[Listed entries]
────────────────────────────────────────
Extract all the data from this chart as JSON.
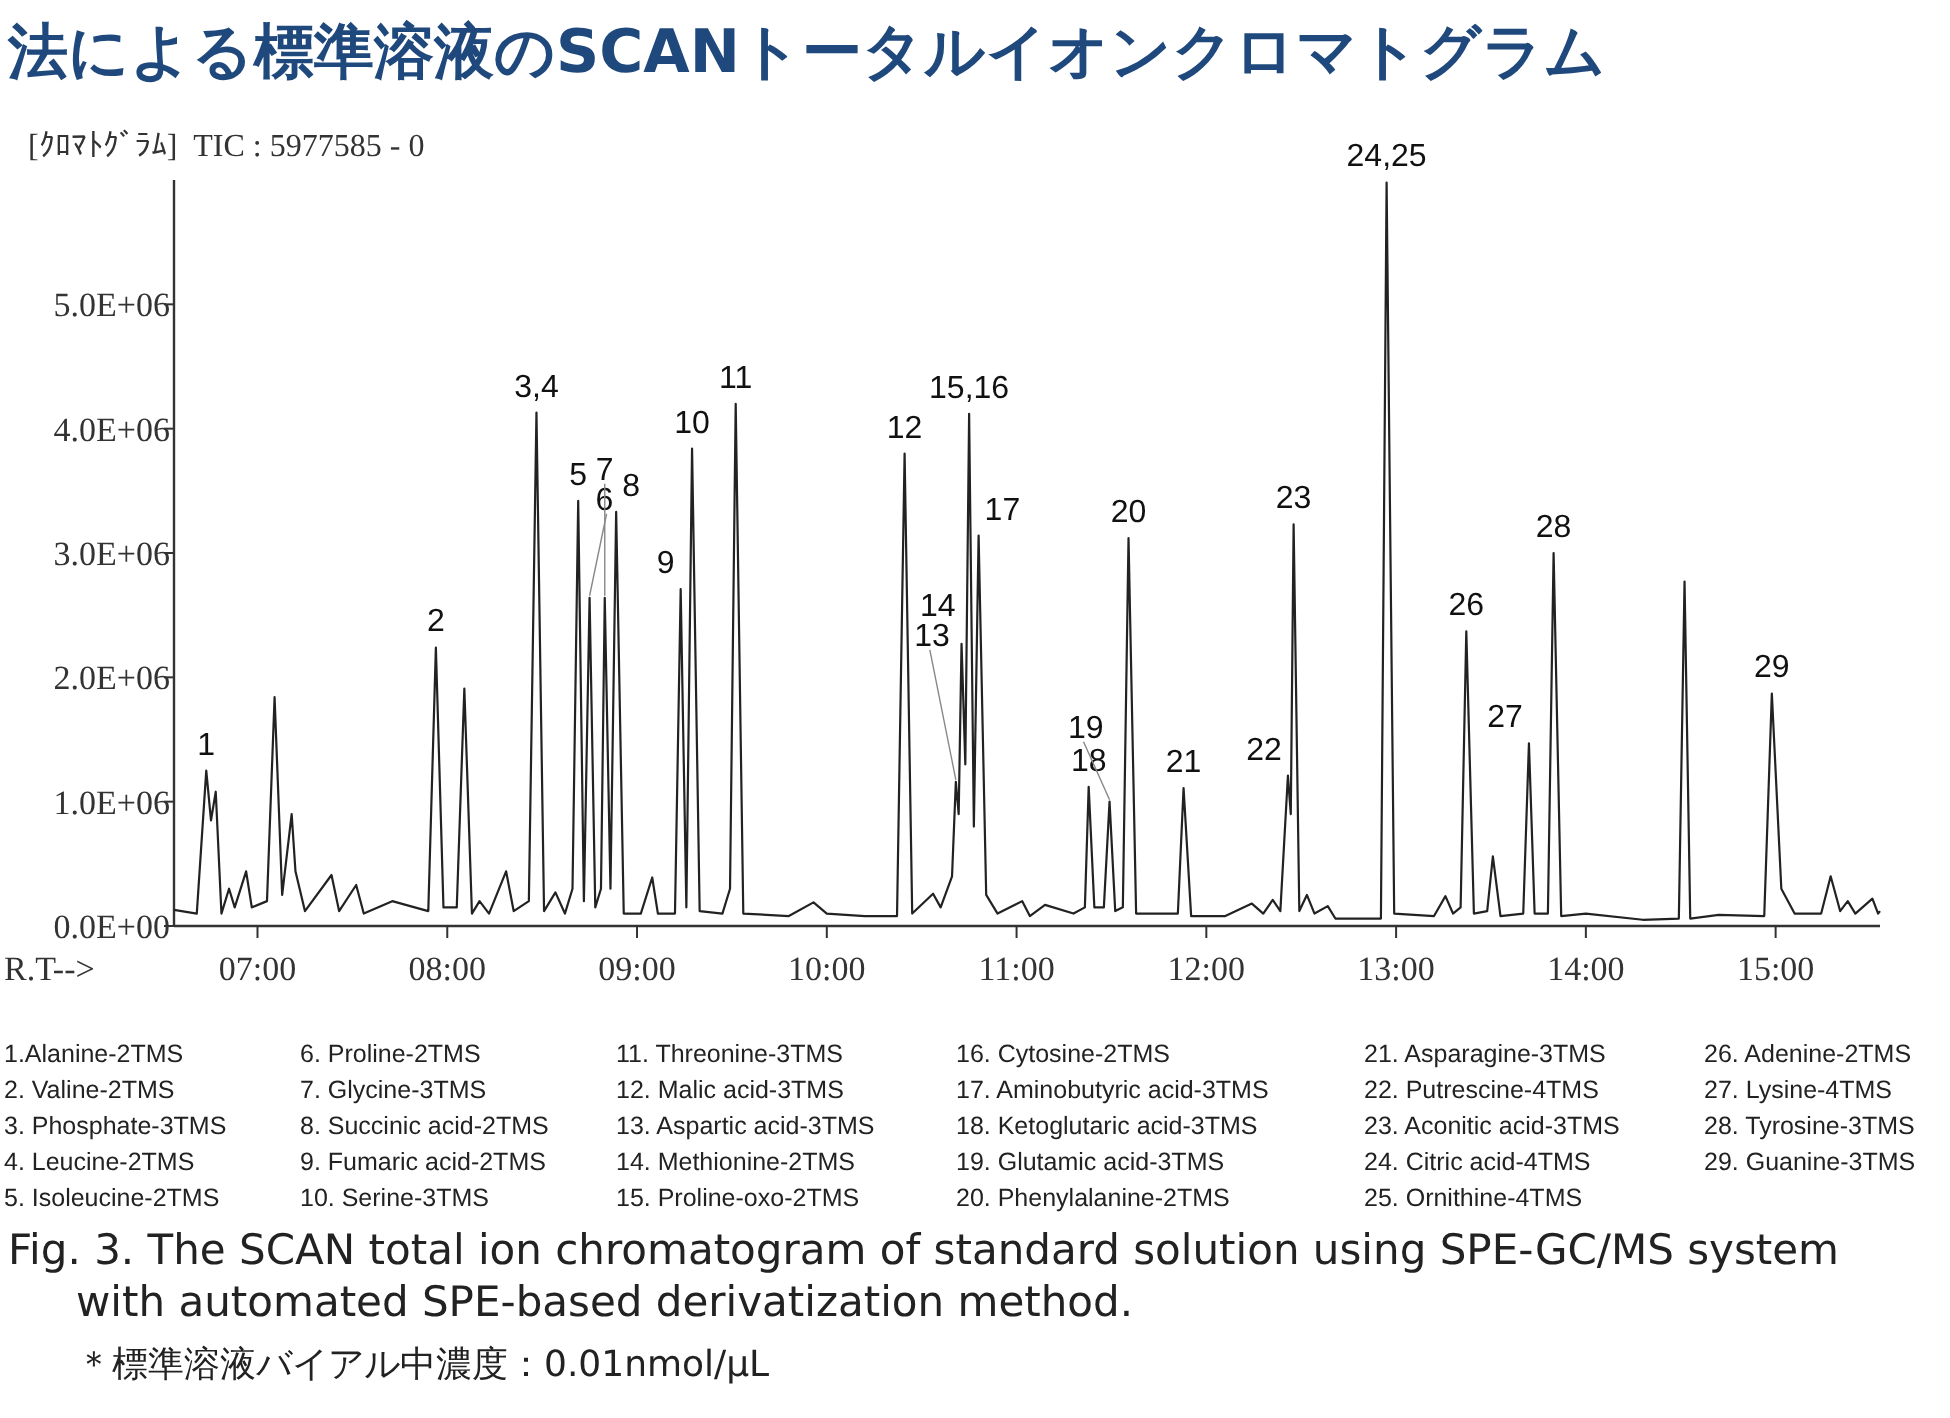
{
  "chart_data": {
    "type": "line",
    "title": "法による標準溶液のSCANトータルイオンクロマトグラム",
    "xlabel": "R.T-->",
    "xlim": [
      6.56,
      15.55
    ],
    "ylim": [
      0,
      6000000
    ],
    "xticks": [
      {
        "value": 7,
        "label": "07:00"
      },
      {
        "value": 8,
        "label": "08:00"
      },
      {
        "value": 9,
        "label": "09:00"
      },
      {
        "value": 10,
        "label": "10:00"
      },
      {
        "value": 11,
        "label": "11:00"
      },
      {
        "value": 12,
        "label": "12:00"
      },
      {
        "value": 13,
        "label": "13:00"
      },
      {
        "value": 14,
        "label": "14:00"
      },
      {
        "value": 15,
        "label": "15:00"
      }
    ],
    "yticks": [
      {
        "value": 0,
        "label": "0.0E+00"
      },
      {
        "value": 1000000,
        "label": "1.0E+06"
      },
      {
        "value": 2000000,
        "label": "2.0E+06"
      },
      {
        "value": 3000000,
        "label": "3.0E+06"
      },
      {
        "value": 4000000,
        "label": "4.0E+06"
      },
      {
        "value": 5000000,
        "label": "5.0E+06"
      }
    ],
    "x": [
      6.56,
      6.68,
      6.73,
      6.755,
      6.78,
      6.81,
      6.85,
      6.88,
      6.94,
      6.97,
      7.05,
      7.09,
      7.13,
      7.18,
      7.2,
      7.25,
      7.39,
      7.43,
      7.52,
      7.56,
      7.71,
      7.9,
      7.94,
      7.98,
      8.05,
      8.09,
      8.13,
      8.17,
      8.22,
      8.31,
      8.35,
      8.43,
      8.47,
      8.51,
      8.57,
      8.62,
      8.66,
      8.69,
      8.72,
      8.75,
      8.78,
      8.81,
      8.83,
      8.86,
      8.89,
      8.93,
      9.02,
      9.08,
      9.11,
      9.2,
      9.23,
      9.26,
      9.29,
      9.33,
      9.45,
      9.49,
      9.52,
      9.56,
      9.8,
      9.93,
      10.0,
      10.2,
      10.37,
      10.41,
      10.45,
      10.56,
      10.6,
      10.66,
      10.68,
      10.695,
      10.71,
      10.73,
      10.75,
      10.775,
      10.8,
      10.84,
      10.9,
      11.03,
      11.07,
      11.15,
      11.3,
      11.36,
      11.38,
      11.41,
      11.46,
      11.49,
      11.52,
      11.56,
      11.59,
      11.63,
      11.85,
      11.88,
      11.92,
      12.1,
      12.24,
      12.3,
      12.35,
      12.39,
      12.43,
      12.445,
      12.46,
      12.49,
      12.53,
      12.57,
      12.64,
      12.68,
      12.92,
      12.95,
      12.99,
      13.2,
      13.26,
      13.3,
      13.34,
      13.37,
      13.41,
      13.48,
      13.51,
      13.55,
      13.67,
      13.7,
      13.73,
      13.8,
      13.83,
      13.87,
      14.0,
      14.3,
      14.49,
      14.52,
      14.55,
      14.7,
      14.94,
      14.98,
      15.03,
      15.1,
      15.24,
      15.29,
      15.34,
      15.38,
      15.42,
      15.51,
      15.54,
      15.55
    ],
    "series": [
      {
        "color": "#222222",
        "values": [
          130000,
          100000,
          1250000,
          850000,
          1080000,
          100000,
          300000,
          150000,
          440000,
          150000,
          200000,
          1840000,
          250000,
          900000,
          440000,
          120000,
          410000,
          120000,
          330000,
          100000,
          200000,
          120000,
          2240000,
          150000,
          150000,
          1910000,
          100000,
          200000,
          100000,
          440000,
          120000,
          200000,
          4130000,
          120000,
          270000,
          100000,
          300000,
          3420000,
          200000,
          2640000,
          150000,
          300000,
          2640000,
          300000,
          3330000,
          100000,
          100000,
          390000,
          100000,
          100000,
          2710000,
          150000,
          3840000,
          120000,
          100000,
          300000,
          4200000,
          100000,
          80000,
          190000,
          100000,
          80000,
          80000,
          3800000,
          100000,
          260000,
          150000,
          400000,
          1160000,
          900000,
          2270000,
          1300000,
          4120000,
          800000,
          3140000,
          250000,
          100000,
          200000,
          80000,
          170000,
          100000,
          150000,
          1120000,
          150000,
          150000,
          1000000,
          120000,
          150000,
          3120000,
          100000,
          100000,
          1110000,
          80000,
          80000,
          180000,
          100000,
          210000,
          120000,
          1210000,
          900000,
          3230000,
          120000,
          250000,
          100000,
          160000,
          60000,
          60000,
          5980000,
          100000,
          80000,
          240000,
          100000,
          150000,
          2370000,
          100000,
          120000,
          560000,
          80000,
          100000,
          1470000,
          100000,
          100000,
          3000000,
          80000,
          100000,
          50000,
          60000,
          2770000,
          60000,
          90000,
          80000,
          1870000,
          300000,
          100000,
          100000,
          400000,
          120000,
          200000,
          100000,
          220000,
          100000,
          120000
        ]
      }
    ],
    "annotations": [
      "[ｸﾛﾏﾄｸﾞﾗﾑ]  TIC : 5977585 - 0",
      {
        "text": "1",
        "x": 6.73,
        "y": 1250000
      },
      {
        "text": "2",
        "x": 7.94,
        "y": 2240000
      },
      {
        "text": "3,4",
        "x": 8.47,
        "y": 4130000
      },
      {
        "text": "5",
        "x": 8.69,
        "y": 3420000
      },
      {
        "text": "6",
        "x": 8.75,
        "y": 2640000
      },
      {
        "text": "7",
        "x": 8.83,
        "y": 2640000
      },
      {
        "text": "8",
        "x": 8.89,
        "y": 3330000
      },
      {
        "text": "9",
        "x": 9.23,
        "y": 2710000
      },
      {
        "text": "10",
        "x": 9.29,
        "y": 3840000
      },
      {
        "text": "11",
        "x": 9.52,
        "y": 4200000
      },
      {
        "text": "12",
        "x": 10.41,
        "y": 3800000
      },
      {
        "text": "13",
        "x": 10.68,
        "y": 1160000
      },
      {
        "text": "14",
        "x": 10.71,
        "y": 2270000
      },
      {
        "text": "15,16",
        "x": 10.75,
        "y": 4120000
      },
      {
        "text": "17",
        "x": 10.8,
        "y": 3140000
      },
      {
        "text": "18",
        "x": 11.38,
        "y": 1120000
      },
      {
        "text": "19",
        "x": 11.49,
        "y": 1000000
      },
      {
        "text": "20",
        "x": 11.59,
        "y": 3120000
      },
      {
        "text": "21",
        "x": 11.88,
        "y": 1110000
      },
      {
        "text": "22",
        "x": 12.43,
        "y": 1210000
      },
      {
        "text": "23",
        "x": 12.46,
        "y": 3230000
      },
      {
        "text": "24,25",
        "x": 12.95,
        "y": 5980000
      },
      {
        "text": "26",
        "x": 13.37,
        "y": 2370000
      },
      {
        "text": "27",
        "x": 13.7,
        "y": 1470000
      },
      {
        "text": "28",
        "x": 13.83,
        "y": 3000000
      },
      {
        "text": "29",
        "x": 14.98,
        "y": 1870000
      },
      "1.Alanine-2TMS",
      "2. Valine-2TMS",
      "3. Phosphate-3TMS",
      "4. Leucine-2TMS",
      "5. Isoleucine-2TMS",
      "6. Proline-2TMS",
      "7. Glycine-3TMS",
      "8. Succinic acid-2TMS",
      "9. Fumaric acid-2TMS",
      "10. Serine-3TMS",
      "11. Threonine-3TMS",
      "12. Malic acid-3TMS",
      "13. Aspartic acid-3TMS",
      "14. Methionine-2TMS",
      "15. Proline-oxo-2TMS",
      "16. Cytosine-2TMS",
      "17. Aminobutyric acid-3TMS",
      "18. Ketoglutaric acid-3TMS",
      "19. Glutamic acid-3TMS",
      "20. Phenylalanine-2TMS",
      "21. Asparagine-3TMS",
      "22. Putrescine-4TMS",
      "23. Aconitic acid-3TMS",
      "24. Citric acid-4TMS",
      "25. Ornithine-4TMS",
      "26. Adenine-2TMS",
      "27. Lysine-4TMS",
      "28. Tyrosine-3TMS",
      "29. Guanine-3TMS",
      "Fig. 3. The SCAN total ion chromatogram of standard solution using SPE-GC/MS system  with automated SPE-based derivatization method.",
      "＊標準溶液バイアル中濃度：0.01nmol/μL"
    ]
  }
}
────────────────────────────────────────
[Task brief]
Gather up the lines that contain the word "acid".

[Result]
      "8. Succinic acid-2TMS",
      "9. Fumaric acid-2TMS",
      "12. Malic acid-3TMS",
      "13. Aspartic acid-3TMS",
      "17. Aminobutyric acid-3TMS",
      "18. Ketoglutaric acid-3TMS",
      "19. Glutamic acid-3TMS",
      "23. Aconitic acid-3TMS",
      "24. Citric acid-4TMS",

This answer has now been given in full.